» Short exercise: Can you find the lines of the listing that include "legend" and copy every one?

--- START OF Record excerpts ---

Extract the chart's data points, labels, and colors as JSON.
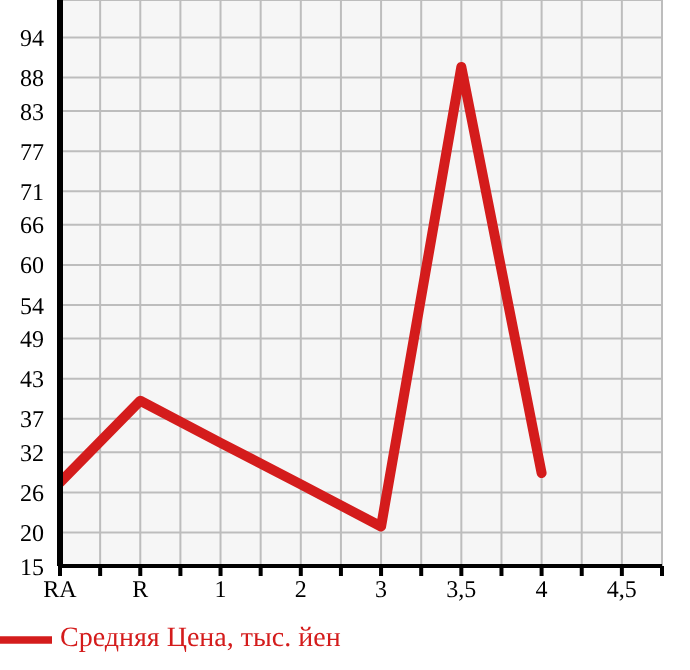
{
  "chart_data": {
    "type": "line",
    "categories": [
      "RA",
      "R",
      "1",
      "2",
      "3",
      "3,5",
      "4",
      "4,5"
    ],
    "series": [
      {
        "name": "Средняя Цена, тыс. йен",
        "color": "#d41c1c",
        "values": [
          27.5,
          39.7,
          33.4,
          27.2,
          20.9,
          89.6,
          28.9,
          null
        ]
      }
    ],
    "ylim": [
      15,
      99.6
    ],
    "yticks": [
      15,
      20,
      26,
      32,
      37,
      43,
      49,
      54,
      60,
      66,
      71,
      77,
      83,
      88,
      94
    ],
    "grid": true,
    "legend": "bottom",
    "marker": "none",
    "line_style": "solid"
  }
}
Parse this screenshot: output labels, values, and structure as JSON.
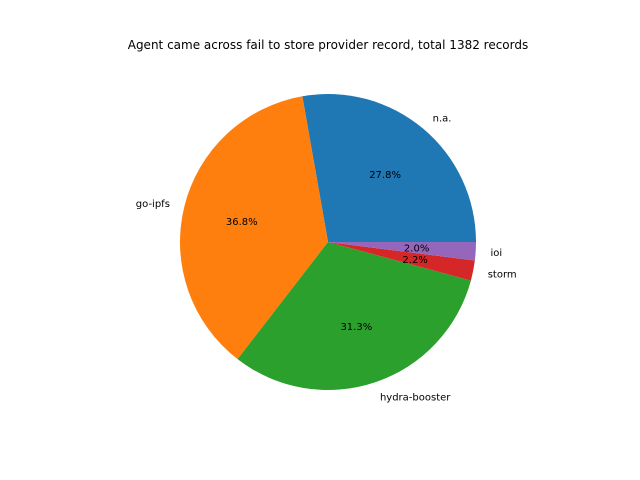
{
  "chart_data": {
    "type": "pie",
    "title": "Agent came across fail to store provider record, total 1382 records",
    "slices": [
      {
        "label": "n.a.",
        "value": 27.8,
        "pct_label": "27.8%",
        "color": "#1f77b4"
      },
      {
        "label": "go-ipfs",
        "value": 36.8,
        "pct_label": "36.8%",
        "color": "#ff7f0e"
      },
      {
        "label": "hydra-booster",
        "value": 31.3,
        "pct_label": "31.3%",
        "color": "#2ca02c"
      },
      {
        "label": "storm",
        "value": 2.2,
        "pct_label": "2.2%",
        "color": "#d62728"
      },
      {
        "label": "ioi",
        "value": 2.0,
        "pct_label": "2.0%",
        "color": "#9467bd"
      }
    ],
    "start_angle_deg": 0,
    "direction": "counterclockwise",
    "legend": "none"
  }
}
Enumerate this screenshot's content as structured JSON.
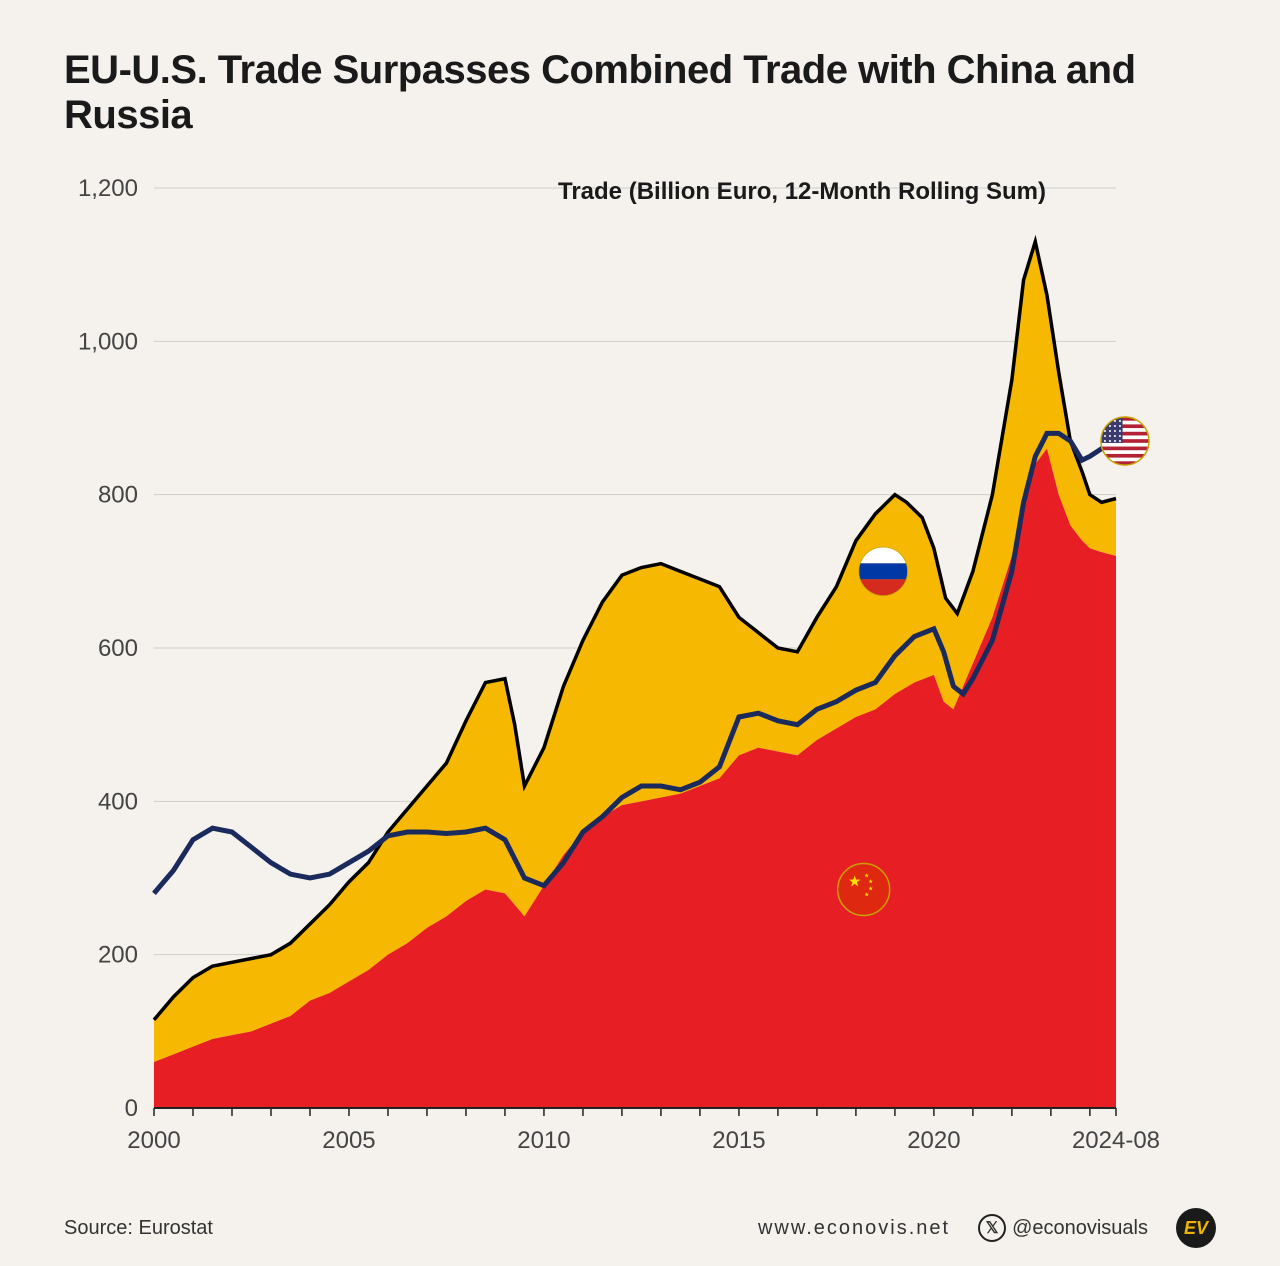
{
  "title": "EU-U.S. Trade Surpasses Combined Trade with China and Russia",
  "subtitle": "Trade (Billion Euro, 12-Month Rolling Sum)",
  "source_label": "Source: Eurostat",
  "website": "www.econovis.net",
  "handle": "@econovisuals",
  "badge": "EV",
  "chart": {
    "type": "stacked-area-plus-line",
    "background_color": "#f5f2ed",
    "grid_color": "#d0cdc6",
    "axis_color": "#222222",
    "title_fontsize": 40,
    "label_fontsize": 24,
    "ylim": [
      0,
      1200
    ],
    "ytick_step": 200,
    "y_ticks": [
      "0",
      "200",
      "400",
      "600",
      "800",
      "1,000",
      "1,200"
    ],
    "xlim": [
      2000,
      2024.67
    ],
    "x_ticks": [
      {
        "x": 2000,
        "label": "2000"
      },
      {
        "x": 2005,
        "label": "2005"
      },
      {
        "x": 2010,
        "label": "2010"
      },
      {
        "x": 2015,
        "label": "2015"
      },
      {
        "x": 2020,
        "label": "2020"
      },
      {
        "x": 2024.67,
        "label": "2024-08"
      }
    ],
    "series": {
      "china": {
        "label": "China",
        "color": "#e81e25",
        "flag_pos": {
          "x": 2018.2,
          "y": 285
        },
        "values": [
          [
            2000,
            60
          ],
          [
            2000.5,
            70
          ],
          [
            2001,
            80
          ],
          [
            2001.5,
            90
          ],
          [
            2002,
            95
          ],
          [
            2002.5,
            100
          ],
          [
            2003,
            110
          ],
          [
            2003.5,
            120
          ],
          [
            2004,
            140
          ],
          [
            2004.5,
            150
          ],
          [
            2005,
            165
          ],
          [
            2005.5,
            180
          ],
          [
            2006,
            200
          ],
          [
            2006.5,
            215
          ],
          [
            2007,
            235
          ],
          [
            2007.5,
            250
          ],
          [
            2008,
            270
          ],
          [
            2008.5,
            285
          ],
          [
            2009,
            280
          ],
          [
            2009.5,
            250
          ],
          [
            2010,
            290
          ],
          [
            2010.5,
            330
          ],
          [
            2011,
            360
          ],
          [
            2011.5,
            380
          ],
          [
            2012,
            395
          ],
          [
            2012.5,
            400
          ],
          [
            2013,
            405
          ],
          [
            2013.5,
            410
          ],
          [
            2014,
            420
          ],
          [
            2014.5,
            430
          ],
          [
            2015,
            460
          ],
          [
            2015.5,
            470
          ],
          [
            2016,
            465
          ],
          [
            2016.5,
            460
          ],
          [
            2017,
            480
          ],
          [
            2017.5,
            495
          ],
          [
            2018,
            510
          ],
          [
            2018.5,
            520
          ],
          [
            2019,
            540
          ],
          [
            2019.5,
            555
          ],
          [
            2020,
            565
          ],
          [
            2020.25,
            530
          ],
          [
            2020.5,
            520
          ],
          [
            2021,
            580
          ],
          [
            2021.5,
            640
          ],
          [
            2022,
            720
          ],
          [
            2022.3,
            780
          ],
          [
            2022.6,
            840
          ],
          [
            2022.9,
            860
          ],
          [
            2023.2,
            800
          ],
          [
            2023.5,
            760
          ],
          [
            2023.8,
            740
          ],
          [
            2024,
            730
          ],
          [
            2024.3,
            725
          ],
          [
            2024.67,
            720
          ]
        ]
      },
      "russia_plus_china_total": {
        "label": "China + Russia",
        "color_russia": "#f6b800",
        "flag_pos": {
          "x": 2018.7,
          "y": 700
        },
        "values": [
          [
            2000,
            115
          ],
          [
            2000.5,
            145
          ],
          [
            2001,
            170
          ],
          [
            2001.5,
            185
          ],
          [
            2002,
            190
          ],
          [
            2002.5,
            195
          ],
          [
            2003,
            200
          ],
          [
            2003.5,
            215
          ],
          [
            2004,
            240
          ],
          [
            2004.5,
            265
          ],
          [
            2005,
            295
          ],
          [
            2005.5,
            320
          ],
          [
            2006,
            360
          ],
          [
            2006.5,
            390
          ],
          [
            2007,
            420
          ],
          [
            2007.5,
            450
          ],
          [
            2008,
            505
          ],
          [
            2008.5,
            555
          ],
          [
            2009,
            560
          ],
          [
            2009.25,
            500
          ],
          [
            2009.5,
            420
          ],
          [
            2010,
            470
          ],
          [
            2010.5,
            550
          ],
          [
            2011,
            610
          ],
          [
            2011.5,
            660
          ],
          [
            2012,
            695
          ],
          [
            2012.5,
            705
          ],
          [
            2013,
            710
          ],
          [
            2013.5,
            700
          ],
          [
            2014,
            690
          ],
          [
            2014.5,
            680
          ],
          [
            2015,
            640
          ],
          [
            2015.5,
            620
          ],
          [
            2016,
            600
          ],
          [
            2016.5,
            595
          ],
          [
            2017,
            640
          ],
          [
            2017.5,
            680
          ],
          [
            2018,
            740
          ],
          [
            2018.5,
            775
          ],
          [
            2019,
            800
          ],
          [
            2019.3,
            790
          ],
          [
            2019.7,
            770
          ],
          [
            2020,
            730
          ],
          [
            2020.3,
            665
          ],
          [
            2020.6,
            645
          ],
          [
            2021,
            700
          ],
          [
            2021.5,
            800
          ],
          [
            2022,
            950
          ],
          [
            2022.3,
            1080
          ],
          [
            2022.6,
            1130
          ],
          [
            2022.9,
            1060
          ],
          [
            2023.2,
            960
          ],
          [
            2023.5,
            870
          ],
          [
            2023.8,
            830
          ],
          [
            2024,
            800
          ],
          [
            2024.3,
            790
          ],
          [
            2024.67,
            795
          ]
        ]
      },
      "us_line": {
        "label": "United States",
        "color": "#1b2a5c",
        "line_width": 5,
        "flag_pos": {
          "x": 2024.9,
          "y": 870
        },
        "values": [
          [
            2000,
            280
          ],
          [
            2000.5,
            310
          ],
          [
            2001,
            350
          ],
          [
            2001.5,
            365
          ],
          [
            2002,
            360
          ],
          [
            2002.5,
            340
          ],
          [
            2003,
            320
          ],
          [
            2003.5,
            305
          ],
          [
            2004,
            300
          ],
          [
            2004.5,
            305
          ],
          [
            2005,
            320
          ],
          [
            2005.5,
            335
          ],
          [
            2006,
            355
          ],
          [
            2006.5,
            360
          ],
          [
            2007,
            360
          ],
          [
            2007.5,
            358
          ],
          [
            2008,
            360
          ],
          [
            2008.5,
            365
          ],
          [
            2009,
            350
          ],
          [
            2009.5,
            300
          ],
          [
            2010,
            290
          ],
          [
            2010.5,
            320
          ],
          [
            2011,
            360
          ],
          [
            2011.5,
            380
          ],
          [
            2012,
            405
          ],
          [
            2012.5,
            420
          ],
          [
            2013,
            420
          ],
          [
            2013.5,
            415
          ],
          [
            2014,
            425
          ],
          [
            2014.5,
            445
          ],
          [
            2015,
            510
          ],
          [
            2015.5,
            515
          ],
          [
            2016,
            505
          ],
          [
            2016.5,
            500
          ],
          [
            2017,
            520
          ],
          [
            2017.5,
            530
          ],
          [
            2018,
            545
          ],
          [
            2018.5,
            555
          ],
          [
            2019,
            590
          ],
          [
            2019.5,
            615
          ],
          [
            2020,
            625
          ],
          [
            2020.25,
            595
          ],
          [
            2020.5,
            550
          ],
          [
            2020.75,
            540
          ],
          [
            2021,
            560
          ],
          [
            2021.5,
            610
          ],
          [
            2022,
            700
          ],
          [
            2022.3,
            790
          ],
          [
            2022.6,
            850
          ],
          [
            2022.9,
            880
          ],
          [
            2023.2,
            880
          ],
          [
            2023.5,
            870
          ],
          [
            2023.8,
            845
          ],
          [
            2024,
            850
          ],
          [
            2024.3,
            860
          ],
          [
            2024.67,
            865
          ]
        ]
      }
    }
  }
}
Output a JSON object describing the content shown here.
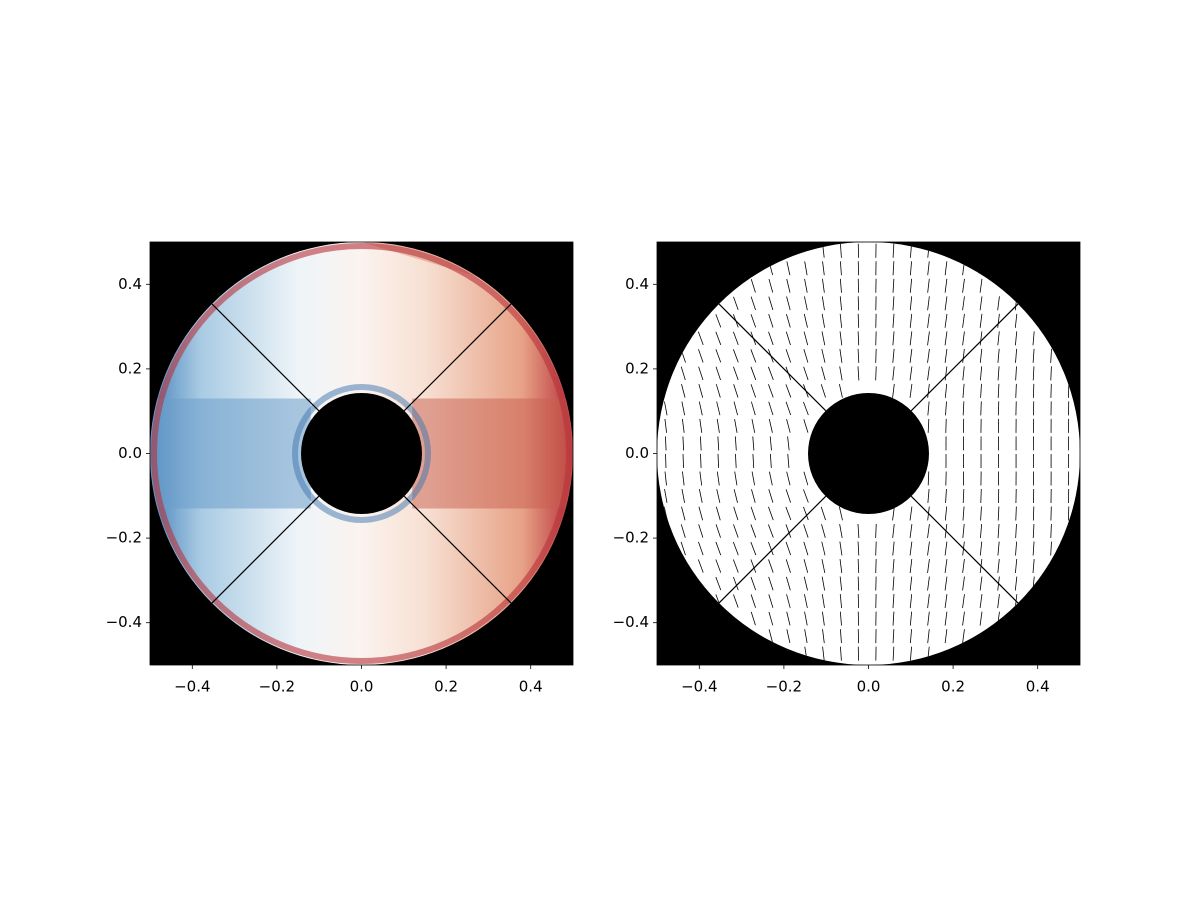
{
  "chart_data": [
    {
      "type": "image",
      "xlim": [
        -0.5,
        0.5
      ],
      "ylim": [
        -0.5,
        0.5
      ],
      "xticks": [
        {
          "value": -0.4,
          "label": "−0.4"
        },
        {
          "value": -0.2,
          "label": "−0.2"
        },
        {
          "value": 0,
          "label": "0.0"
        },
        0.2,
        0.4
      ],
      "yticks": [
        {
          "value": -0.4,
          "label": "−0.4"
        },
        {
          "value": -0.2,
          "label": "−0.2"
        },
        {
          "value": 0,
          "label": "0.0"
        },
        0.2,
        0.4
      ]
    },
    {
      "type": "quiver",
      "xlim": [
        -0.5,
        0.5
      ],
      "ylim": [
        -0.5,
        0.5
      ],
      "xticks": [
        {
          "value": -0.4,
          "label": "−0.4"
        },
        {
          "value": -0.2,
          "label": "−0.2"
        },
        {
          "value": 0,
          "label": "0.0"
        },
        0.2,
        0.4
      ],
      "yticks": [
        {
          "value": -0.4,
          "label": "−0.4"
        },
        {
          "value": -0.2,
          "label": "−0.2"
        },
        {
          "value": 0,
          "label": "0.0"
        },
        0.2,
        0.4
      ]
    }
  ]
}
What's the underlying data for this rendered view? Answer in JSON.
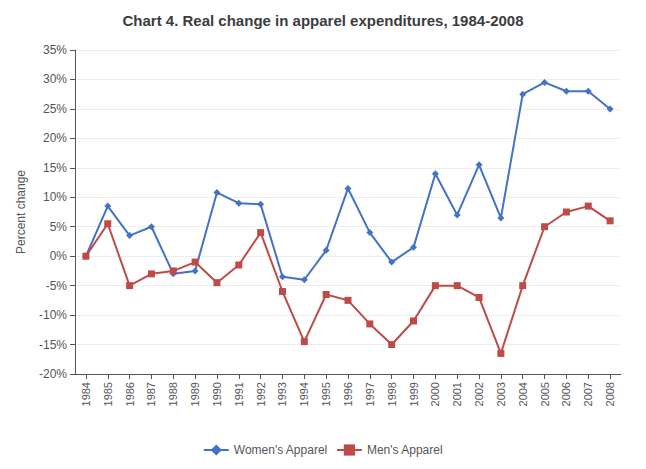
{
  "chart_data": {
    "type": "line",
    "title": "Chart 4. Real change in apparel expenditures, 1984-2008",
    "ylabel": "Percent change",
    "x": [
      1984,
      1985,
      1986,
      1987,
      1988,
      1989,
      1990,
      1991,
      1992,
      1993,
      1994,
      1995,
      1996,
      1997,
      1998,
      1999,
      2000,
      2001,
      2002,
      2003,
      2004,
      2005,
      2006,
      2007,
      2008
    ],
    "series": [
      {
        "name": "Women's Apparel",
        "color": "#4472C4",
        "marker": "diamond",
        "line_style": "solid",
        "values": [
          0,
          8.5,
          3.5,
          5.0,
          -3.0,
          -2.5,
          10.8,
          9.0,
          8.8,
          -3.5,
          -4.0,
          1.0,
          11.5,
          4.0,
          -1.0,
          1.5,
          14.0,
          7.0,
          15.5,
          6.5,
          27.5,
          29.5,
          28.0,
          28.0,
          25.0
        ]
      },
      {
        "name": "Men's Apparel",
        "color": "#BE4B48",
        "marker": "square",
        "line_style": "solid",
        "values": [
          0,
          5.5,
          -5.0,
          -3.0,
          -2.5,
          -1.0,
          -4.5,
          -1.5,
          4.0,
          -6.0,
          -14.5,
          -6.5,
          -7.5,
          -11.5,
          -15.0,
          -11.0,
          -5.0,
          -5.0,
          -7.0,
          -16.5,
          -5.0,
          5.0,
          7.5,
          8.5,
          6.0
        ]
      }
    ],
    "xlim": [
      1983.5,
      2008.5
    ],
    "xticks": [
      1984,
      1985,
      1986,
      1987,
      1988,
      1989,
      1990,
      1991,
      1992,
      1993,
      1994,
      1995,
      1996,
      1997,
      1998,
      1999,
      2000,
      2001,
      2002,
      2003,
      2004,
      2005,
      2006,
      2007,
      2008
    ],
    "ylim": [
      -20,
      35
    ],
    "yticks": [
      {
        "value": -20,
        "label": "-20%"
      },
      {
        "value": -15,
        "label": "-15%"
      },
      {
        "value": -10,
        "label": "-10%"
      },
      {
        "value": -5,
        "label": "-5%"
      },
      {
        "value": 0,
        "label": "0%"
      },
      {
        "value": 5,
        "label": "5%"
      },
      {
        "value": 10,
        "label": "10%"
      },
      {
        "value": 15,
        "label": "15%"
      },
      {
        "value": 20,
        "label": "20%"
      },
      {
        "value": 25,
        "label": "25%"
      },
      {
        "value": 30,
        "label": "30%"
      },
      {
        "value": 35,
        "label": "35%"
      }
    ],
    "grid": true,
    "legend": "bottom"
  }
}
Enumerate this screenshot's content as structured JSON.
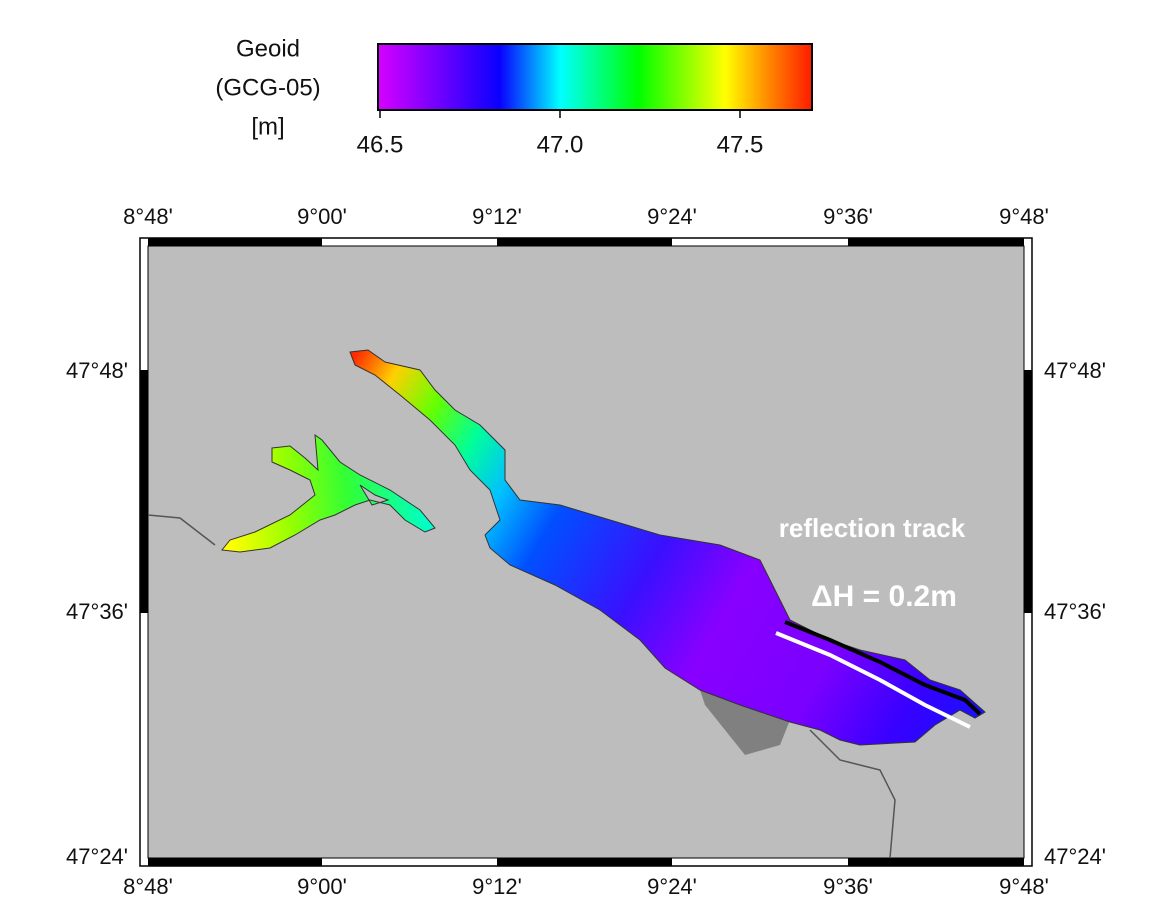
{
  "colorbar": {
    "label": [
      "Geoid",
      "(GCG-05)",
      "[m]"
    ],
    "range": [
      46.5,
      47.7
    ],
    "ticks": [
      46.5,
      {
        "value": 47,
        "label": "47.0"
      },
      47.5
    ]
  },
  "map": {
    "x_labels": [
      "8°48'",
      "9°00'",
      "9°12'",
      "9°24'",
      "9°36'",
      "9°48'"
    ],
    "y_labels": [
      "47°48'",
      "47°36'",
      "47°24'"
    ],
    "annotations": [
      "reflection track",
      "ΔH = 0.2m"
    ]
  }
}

--- END OF Record excerpts ---

» Completed task:
    "legend": "bottom",
    "legend": "none"
    "legend": "bottom"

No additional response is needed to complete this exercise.